Chart and figure data:
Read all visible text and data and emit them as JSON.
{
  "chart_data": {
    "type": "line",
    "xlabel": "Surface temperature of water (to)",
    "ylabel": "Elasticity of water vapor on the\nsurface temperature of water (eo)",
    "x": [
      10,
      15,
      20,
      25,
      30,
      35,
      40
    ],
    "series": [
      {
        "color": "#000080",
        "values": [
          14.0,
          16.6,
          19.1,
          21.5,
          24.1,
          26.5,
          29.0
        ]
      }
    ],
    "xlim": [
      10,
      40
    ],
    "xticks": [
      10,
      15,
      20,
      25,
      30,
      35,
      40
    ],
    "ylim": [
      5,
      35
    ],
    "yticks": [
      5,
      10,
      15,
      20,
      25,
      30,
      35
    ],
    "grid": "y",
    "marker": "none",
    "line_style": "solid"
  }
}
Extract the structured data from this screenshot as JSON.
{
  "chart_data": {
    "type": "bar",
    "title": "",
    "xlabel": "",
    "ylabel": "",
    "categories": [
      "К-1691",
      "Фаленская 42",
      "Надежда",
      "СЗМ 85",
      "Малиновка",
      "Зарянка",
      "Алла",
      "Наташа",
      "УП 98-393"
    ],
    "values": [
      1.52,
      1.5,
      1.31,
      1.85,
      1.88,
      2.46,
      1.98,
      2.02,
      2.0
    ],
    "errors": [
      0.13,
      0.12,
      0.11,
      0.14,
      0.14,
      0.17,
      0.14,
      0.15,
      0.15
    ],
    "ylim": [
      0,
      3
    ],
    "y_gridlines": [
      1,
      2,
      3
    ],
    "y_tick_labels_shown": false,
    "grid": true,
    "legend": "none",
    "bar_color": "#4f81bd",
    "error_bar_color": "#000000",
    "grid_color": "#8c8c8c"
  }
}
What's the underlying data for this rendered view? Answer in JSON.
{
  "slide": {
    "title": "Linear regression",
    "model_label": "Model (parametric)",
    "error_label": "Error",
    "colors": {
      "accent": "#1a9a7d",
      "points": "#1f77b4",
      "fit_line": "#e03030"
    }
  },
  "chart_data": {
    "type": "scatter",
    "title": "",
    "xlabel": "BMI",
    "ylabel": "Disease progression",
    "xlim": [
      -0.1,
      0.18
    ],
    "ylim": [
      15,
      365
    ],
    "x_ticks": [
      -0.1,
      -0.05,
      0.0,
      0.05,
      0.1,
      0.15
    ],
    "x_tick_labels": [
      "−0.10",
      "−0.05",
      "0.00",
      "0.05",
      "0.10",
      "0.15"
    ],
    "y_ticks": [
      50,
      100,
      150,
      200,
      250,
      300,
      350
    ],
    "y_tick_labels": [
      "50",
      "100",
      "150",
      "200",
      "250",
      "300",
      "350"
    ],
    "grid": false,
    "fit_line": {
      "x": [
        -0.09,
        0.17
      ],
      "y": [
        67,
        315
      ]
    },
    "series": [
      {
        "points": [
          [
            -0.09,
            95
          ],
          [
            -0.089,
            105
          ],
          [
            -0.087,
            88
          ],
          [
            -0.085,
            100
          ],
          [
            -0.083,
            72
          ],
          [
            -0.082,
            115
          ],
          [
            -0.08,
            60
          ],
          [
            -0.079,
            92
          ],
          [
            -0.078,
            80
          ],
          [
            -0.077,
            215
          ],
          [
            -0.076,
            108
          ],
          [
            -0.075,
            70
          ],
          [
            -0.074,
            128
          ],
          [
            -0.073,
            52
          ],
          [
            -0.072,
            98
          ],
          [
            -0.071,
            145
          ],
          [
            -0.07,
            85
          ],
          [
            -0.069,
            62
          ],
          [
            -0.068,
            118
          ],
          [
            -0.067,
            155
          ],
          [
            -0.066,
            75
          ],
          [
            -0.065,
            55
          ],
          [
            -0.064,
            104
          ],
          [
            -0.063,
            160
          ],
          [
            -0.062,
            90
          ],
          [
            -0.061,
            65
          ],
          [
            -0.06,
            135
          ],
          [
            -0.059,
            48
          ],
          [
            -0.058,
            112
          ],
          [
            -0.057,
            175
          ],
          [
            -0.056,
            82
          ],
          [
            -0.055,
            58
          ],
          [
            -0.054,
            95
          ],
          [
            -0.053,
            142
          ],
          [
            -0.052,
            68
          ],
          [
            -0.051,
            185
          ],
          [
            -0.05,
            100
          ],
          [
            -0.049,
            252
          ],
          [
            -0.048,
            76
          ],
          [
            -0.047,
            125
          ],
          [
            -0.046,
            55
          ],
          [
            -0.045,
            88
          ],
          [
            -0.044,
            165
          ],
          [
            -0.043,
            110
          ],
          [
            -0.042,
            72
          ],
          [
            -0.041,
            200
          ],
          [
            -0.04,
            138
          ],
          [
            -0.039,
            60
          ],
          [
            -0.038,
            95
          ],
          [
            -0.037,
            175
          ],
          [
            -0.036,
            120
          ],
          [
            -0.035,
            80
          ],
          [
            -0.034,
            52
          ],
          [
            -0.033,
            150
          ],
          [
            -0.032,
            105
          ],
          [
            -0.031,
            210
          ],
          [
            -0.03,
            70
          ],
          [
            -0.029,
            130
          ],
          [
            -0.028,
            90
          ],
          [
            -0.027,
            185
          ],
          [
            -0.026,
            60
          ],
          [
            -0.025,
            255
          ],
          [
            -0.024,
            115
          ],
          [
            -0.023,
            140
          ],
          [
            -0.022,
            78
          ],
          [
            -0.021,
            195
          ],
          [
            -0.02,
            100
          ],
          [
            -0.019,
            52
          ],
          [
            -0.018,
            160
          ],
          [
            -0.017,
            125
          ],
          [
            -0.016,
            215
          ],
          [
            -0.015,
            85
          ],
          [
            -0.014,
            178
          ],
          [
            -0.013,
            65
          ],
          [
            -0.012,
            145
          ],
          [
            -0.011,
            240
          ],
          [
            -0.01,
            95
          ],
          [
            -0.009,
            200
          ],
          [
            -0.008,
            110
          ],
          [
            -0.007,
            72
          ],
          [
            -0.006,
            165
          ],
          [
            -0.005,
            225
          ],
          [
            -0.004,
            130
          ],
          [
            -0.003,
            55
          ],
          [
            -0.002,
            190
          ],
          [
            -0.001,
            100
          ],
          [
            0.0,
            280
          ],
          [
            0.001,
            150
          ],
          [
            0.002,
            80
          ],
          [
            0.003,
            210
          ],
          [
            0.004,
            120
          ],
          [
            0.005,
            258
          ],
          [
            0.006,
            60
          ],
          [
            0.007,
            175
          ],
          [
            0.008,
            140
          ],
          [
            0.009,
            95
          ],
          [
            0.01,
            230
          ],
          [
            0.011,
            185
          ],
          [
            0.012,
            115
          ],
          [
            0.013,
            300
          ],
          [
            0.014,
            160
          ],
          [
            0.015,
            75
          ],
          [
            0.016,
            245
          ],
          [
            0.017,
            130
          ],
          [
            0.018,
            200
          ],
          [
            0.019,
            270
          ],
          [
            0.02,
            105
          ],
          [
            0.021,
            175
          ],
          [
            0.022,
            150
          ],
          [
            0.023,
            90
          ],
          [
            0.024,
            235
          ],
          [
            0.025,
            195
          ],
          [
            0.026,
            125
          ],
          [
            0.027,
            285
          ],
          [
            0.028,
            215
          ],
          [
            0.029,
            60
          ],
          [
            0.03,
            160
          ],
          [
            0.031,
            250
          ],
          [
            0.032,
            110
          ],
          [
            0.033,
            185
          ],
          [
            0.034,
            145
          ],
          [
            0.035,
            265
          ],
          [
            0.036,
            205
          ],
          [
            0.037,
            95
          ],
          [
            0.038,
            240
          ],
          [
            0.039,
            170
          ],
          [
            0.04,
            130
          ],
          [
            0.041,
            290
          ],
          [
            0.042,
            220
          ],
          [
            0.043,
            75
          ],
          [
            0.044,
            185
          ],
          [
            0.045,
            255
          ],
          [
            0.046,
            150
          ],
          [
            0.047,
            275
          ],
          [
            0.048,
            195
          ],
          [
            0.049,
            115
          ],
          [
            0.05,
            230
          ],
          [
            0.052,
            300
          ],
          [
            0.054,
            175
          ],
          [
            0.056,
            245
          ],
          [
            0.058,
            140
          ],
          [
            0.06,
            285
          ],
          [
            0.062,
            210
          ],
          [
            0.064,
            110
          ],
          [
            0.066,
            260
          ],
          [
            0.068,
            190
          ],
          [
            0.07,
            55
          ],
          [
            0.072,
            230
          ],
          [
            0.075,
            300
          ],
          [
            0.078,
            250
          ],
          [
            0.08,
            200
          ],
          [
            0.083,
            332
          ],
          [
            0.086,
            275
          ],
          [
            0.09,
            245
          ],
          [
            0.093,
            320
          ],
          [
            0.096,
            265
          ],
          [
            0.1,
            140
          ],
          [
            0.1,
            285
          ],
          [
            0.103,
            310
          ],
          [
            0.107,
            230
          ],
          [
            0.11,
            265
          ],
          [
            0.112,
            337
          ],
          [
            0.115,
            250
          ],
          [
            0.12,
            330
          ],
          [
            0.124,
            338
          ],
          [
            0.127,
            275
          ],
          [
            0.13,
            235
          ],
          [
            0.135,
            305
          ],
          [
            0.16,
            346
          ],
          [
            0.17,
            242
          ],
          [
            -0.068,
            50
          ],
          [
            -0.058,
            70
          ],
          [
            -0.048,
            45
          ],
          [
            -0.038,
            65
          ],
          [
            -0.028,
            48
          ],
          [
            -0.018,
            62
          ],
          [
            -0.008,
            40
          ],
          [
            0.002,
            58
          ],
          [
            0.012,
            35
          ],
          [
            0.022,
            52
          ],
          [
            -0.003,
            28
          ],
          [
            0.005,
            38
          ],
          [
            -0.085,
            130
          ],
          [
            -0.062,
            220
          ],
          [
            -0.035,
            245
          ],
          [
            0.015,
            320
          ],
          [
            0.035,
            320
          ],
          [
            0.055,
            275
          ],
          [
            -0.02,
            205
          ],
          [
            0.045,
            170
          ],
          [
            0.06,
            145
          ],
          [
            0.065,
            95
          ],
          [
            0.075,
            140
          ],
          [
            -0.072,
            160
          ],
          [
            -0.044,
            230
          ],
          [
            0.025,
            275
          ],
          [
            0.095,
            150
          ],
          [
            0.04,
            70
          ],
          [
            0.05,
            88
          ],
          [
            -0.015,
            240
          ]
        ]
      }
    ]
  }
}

Problem description >> Each line in the entries above that includes the string "temperature" should be extracted.

The output >>
    "xlabel": "Surface temperature of water (to)",
    "ylabel": "Elasticity of water vapor on the\nsurface temperature of water (eo)",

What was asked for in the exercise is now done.